- WHAT THIS TASK INVOLVES
Give every line below again, exactly.

━━━━━ SOURCE MATERIAL

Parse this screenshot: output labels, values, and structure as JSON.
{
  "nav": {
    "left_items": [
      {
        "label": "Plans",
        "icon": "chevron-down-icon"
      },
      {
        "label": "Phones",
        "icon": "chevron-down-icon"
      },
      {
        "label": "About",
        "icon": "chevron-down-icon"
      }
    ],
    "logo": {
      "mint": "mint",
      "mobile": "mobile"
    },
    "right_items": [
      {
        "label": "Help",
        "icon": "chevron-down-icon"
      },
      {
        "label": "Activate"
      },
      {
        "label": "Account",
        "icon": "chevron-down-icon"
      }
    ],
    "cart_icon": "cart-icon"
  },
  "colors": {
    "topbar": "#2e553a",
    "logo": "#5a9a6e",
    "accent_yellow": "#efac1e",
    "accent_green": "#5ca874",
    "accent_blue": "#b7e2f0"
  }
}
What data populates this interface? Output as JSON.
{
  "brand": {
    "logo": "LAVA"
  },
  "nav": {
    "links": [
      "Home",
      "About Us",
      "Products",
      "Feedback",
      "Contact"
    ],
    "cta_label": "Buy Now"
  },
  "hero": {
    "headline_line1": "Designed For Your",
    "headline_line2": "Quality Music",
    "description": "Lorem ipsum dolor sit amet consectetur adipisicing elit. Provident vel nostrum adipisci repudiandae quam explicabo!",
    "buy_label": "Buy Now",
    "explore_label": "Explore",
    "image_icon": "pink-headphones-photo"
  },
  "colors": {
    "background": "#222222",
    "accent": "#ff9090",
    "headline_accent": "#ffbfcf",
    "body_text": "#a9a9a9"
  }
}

━━━━━━━━━━

- FULL ANSWER
Parse this screenshot: output labels, values, and structure as JSON.
{
  "nav": {
    "left_items": [
      {
        "label": "Plans",
        "icon": "chevron-down-icon"
      },
      {
        "label": "Phones",
        "icon": "chevron-down-icon"
      },
      {
        "label": "About",
        "icon": "chevron-down-icon"
      }
    ],
    "logo": {
      "mint": "mint",
      "mobile": "mobile"
    },
    "right_items": [
      {
        "label": "Help",
        "icon": "chevron-down-icon"
      },
      {
        "label": "Activate"
      },
      {
        "label": "Account",
        "icon": "chevron-down-icon"
      }
    ],
    "cart_icon": "cart-icon"
  },
  "colors": {
    "topbar": "#2e553a",
    "logo": "#5a9a6e",
    "accent_yellow": "#efac1e",
    "accent_green": "#5ca874",
    "accent_blue": "#b7e2f0"
  }
}
What data populates this interface? Output as JSON.
{
  "brand": {
    "logo": "LAVA"
  },
  "nav": {
    "links": [
      "Home",
      "About Us",
      "Products",
      "Feedback",
      "Contact"
    ],
    "cta_label": "Buy Now"
  },
  "hero": {
    "headline_line1": "Designed For Your",
    "headline_line2": "Quality Music",
    "description": "Lorem ipsum dolor sit amet consectetur adipisicing elit. Provident vel nostrum adipisci repudiandae quam explicabo!",
    "buy_label": "Buy Now",
    "explore_label": "Explore",
    "image_icon": "pink-headphones-photo"
  },
  "colors": {
    "background": "#222222",
    "accent": "#ff9090",
    "headline_accent": "#ffbfcf",
    "body_text": "#a9a9a9"
  }
}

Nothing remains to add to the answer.